◆ What the exercise asks ◆
Repeat the listing in full, word for word.

(Saved entries)
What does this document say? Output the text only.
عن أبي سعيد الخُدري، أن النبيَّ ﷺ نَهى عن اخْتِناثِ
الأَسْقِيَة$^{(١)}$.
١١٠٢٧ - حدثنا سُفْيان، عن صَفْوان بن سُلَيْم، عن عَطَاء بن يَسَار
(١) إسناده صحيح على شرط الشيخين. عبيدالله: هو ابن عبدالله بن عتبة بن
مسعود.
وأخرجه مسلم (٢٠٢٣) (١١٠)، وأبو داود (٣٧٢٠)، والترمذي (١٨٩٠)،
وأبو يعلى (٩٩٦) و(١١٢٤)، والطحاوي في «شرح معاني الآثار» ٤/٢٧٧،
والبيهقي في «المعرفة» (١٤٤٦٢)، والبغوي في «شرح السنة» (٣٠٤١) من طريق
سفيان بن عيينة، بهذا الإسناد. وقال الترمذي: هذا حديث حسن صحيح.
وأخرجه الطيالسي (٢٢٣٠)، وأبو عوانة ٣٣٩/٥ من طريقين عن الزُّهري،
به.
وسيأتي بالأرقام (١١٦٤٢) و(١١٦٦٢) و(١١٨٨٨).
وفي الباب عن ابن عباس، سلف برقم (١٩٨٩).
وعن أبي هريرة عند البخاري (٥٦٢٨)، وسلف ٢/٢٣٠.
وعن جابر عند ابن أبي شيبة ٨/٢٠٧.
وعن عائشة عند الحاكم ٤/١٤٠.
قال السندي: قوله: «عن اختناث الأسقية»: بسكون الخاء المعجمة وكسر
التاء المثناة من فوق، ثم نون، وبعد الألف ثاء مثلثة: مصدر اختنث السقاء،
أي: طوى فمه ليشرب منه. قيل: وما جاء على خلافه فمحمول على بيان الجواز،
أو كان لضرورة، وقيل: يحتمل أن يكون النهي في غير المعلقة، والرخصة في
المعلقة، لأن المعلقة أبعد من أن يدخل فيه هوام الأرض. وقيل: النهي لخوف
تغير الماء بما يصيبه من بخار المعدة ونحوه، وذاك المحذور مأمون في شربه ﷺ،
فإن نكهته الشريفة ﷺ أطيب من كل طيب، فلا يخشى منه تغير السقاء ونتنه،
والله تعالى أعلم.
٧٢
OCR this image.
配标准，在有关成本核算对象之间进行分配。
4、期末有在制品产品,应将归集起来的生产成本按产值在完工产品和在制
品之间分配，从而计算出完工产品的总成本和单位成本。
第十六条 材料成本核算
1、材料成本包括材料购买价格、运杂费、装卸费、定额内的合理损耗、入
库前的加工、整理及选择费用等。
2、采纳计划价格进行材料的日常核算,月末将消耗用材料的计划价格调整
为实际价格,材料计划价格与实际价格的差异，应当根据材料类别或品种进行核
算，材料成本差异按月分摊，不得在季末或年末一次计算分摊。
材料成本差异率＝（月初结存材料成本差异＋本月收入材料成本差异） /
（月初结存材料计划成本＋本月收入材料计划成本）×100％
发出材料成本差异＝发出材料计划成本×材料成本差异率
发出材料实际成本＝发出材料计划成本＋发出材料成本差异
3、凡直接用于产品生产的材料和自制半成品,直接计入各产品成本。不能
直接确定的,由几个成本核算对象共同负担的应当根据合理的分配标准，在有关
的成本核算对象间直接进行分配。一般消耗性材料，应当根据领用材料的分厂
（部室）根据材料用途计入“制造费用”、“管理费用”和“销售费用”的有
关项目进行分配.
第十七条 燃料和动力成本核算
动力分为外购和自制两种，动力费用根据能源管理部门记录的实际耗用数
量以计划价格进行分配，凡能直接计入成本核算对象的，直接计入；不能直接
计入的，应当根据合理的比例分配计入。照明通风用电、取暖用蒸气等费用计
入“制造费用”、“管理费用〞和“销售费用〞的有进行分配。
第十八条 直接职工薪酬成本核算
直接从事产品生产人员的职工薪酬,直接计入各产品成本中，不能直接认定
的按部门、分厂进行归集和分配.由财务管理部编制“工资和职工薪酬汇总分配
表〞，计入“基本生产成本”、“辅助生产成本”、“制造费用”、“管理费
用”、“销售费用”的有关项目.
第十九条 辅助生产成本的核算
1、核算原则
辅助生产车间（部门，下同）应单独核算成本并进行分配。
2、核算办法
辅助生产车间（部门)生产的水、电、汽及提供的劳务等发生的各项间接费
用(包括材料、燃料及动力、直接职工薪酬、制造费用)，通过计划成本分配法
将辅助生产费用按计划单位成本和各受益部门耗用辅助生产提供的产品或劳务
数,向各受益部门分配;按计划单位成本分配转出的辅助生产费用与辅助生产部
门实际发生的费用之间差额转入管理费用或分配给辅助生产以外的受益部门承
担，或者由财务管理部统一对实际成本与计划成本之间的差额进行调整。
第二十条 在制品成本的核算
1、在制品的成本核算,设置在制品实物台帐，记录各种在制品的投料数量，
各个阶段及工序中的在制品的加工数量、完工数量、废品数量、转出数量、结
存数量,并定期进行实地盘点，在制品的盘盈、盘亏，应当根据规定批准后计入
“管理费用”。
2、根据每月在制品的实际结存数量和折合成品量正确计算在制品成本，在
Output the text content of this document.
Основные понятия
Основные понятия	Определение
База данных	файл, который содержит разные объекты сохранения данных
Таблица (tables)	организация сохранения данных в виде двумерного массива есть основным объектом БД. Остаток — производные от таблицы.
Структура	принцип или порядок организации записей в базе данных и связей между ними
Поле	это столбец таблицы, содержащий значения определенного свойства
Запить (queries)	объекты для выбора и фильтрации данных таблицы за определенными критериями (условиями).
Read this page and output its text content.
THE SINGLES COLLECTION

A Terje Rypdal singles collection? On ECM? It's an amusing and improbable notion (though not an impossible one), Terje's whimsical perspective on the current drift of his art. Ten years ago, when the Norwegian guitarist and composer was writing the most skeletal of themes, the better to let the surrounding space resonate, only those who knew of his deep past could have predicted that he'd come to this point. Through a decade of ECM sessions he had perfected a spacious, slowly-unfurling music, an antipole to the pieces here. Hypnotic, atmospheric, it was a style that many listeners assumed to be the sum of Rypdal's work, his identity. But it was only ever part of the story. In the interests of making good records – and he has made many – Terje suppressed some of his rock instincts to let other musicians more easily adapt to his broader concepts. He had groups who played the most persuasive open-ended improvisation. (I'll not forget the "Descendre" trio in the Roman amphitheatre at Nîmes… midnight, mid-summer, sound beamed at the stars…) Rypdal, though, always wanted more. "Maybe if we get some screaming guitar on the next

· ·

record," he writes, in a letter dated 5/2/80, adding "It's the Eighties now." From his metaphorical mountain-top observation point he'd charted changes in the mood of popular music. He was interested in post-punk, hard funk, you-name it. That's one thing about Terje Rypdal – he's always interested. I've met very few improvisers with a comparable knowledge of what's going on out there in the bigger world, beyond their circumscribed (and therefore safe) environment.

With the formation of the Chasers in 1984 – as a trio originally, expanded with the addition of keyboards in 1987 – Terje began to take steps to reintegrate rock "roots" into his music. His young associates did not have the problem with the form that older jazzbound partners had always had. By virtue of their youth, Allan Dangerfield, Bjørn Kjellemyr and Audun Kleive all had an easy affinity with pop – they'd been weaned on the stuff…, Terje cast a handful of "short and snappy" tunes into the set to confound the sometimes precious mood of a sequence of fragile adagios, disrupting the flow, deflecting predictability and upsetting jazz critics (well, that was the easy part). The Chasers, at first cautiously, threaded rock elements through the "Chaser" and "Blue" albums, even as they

◆ Task response ◆
What does this document say? Output the text only.
عن أبي سعيد الخُدري، أن النبيَّ ﷺ نَهى عن اخْتِناثِ
الأَسْقِيَة$^{(١)}$.
١١٠٢٧ - حدثنا سُفْيان، عن صَفْوان بن سُلَيْم، عن عَطَاء بن يَسَار
(١) إسناده صحيح على شرط الشيخين. عبيدالله: هو ابن عبدالله بن عتبة بن
مسعود.
وأخرجه مسلم (٢٠٢٣) (١١٠)، وأبو داود (٣٧٢٠)، والترمذي (١٨٩٠)،
وأبو يعلى (٩٩٦) و(١١٢٤)، والطحاوي في «شرح معاني الآثار» ٤/٢٧٧،
والبيهقي في «المعرفة» (١٤٤٦٢)، والبغوي في «شرح السنة» (٣٠٤١) من طريق
سفيان بن عيينة، بهذا الإسناد. وقال الترمذي: هذا حديث حسن صحيح.
وأخرجه الطيالسي (٢٢٣٠)، وأبو عوانة ٣٣٩/٥ من طريقين عن الزُّهري،
به.
وسيأتي بالأرقام (١١٦٤٢) و(١١٦٦٢) و(١١٨٨٨).
وفي الباب عن ابن عباس، سلف برقم (١٩٨٩).
وعن أبي هريرة عند البخاري (٥٦٢٨)، وسلف ٢/٢٣٠.
وعن جابر عند ابن أبي شيبة ٨/٢٠٧.
وعن عائشة عند الحاكم ٤/١٤٠.
قال السندي: قوله: «عن اختناث الأسقية»: بسكون الخاء المعجمة وكسر
التاء المثناة من فوق، ثم نون، وبعد الألف ثاء مثلثة: مصدر اختنث السقاء،
أي: طوى فمه ليشرب منه. قيل: وما جاء على خلافه فمحمول على بيان الجواز،
أو كان لضرورة، وقيل: يحتمل أن يكون النهي في غير المعلقة، والرخصة في
المعلقة، لأن المعلقة أبعد من أن يدخل فيه هوام الأرض. وقيل: النهي لخوف
تغير الماء بما يصيبه من بخار المعدة ونحوه، وذاك المحذور مأمون في شربه ﷺ،
فإن نكهته الشريفة ﷺ أطيب من كل طيب، فلا يخشى منه تغير السقاء ونتنه،
والله تعالى أعلم.
٧٢
OCR this image.
配标准，在有关成本核算对象之间进行分配。
4、期末有在制品产品,应将归集起来的生产成本按产值在完工产品和在制
品之间分配，从而计算出完工产品的总成本和单位成本。
第十六条 材料成本核算
1、材料成本包括材料购买价格、运杂费、装卸费、定额内的合理损耗、入
库前的加工、整理及选择费用等。
2、采纳计划价格进行材料的日常核算,月末将消耗用材料的计划价格调整
为实际价格,材料计划价格与实际价格的差异，应当根据材料类别或品种进行核
算，材料成本差异按月分摊，不得在季末或年末一次计算分摊。
材料成本差异率＝（月初结存材料成本差异＋本月收入材料成本差异） /
（月初结存材料计划成本＋本月收入材料计划成本）×100％
发出材料成本差异＝发出材料计划成本×材料成本差异率
发出材料实际成本＝发出材料计划成本＋发出材料成本差异
3、凡直接用于产品生产的材料和自制半成品,直接计入各产品成本。不能
直接确定的,由几个成本核算对象共同负担的应当根据合理的分配标准，在有关
的成本核算对象间直接进行分配。一般消耗性材料，应当根据领用材料的分厂
（部室）根据材料用途计入“制造费用”、“管理费用”和“销售费用”的有
关项目进行分配.
第十七条 燃料和动力成本核算
动力分为外购和自制两种，动力费用根据能源管理部门记录的实际耗用数
量以计划价格进行分配，凡能直接计入成本核算对象的，直接计入；不能直接
计入的，应当根据合理的比例分配计入。照明通风用电、取暖用蒸气等费用计
入“制造费用”、“管理费用〞和“销售费用〞的有进行分配。
第十八条 直接职工薪酬成本核算
直接从事产品生产人员的职工薪酬,直接计入各产品成本中，不能直接认定
的按部门、分厂进行归集和分配.由财务管理部编制“工资和职工薪酬汇总分配
表〞，计入“基本生产成本”、“辅助生产成本”、“制造费用”、“管理费
用”、“销售费用”的有关项目.
第十九条 辅助生产成本的核算
1、核算原则
辅助生产车间（部门，下同）应单独核算成本并进行分配。
2、核算办法
辅助生产车间（部门)生产的水、电、汽及提供的劳务等发生的各项间接费
用(包括材料、燃料及动力、直接职工薪酬、制造费用)，通过计划成本分配法
将辅助生产费用按计划单位成本和各受益部门耗用辅助生产提供的产品或劳务
数,向各受益部门分配;按计划单位成本分配转出的辅助生产费用与辅助生产部
门实际发生的费用之间差额转入管理费用或分配给辅助生产以外的受益部门承
担，或者由财务管理部统一对实际成本与计划成本之间的差额进行调整。
第二十条 在制品成本的核算
1、在制品的成本核算,设置在制品实物台帐，记录各种在制品的投料数量，
各个阶段及工序中的在制品的加工数量、完工数量、废品数量、转出数量、结
存数量,并定期进行实地盘点，在制品的盘盈、盘亏，应当根据规定批准后计入
“管理费用”。
2、根据每月在制品的实际结存数量和折合成品量正确计算在制品成本，在
Output the text content of this document.
Основные понятия
Основные понятия	Определение
База данных	файл, который содержит разные объекты сохранения данных
Таблица (tables)	организация сохранения данных в виде двумерного массива есть основным объектом БД. Остаток — производные от таблицы.
Структура	принцип или порядок организации записей в базе данных и связей между ними
Поле	это столбец таблицы, содержащий значения определенного свойства
Запить (queries)	объекты для выбора и фильтрации данных таблицы за определенными критериями (условиями).
Read this page and output its text content.
THE SINGLES COLLECTION

A Terje Rypdal singles collection? On ECM? It's an amusing and improbable notion (though not an impossible one), Terje's whimsical perspective on the current drift of his art. Ten years ago, when the Norwegian guitarist and composer was writing the most skeletal of themes, the better to let the surrounding space resonate, only those who knew of his deep past could have predicted that he'd come to this point. Through a decade of ECM sessions he had perfected a spacious, slowly-unfurling music, an antipole to the pieces here. Hypnotic, atmospheric, it was a style that many listeners assumed to be the sum of Rypdal's work, his identity. But it was only ever part of the story. In the interests of making good records – and he has made many – Terje suppressed some of his rock instincts to let other musicians more easily adapt to his broader concepts. He had groups who played the most persuasive open-ended improvisation. (I'll not forget the "Descendre" trio in the Roman amphitheatre at Nîmes… midnight, mid-summer, sound beamed at the stars…) Rypdal, though, always wanted more. "Maybe if we get some screaming guitar on the next

· ·

record," he writes, in a letter dated 5/2/80, adding "It's the Eighties now." From his metaphorical mountain-top observation point he'd charted changes in the mood of popular music. He was interested in post-punk, hard funk, you-name it. That's one thing about Terje Rypdal – he's always interested. I've met very few improvisers with a comparable knowledge of what's going on out there in the bigger world, beyond their circumscribed (and therefore safe) environment.

With the formation of the Chasers in 1984 – as a trio originally, expanded with the addition of keyboards in 1987 – Terje began to take steps to reintegrate rock "roots" into his music. His young associates did not have the problem with the form that older jazzbound partners had always had. By virtue of their youth, Allan Dangerfield, Bjørn Kjellemyr and Audun Kleive all had an easy affinity with pop – they'd been weaned on the stuff…, Terje cast a handful of "short and snappy" tunes into the set to confound the sometimes precious mood of a sequence of fragile adagios, disrupting the flow, deflecting predictability and upsetting jazz critics (well, that was the easy part). The Chasers, at first cautiously, threaded rock elements through the "Chaser" and "Blue" albums, even as they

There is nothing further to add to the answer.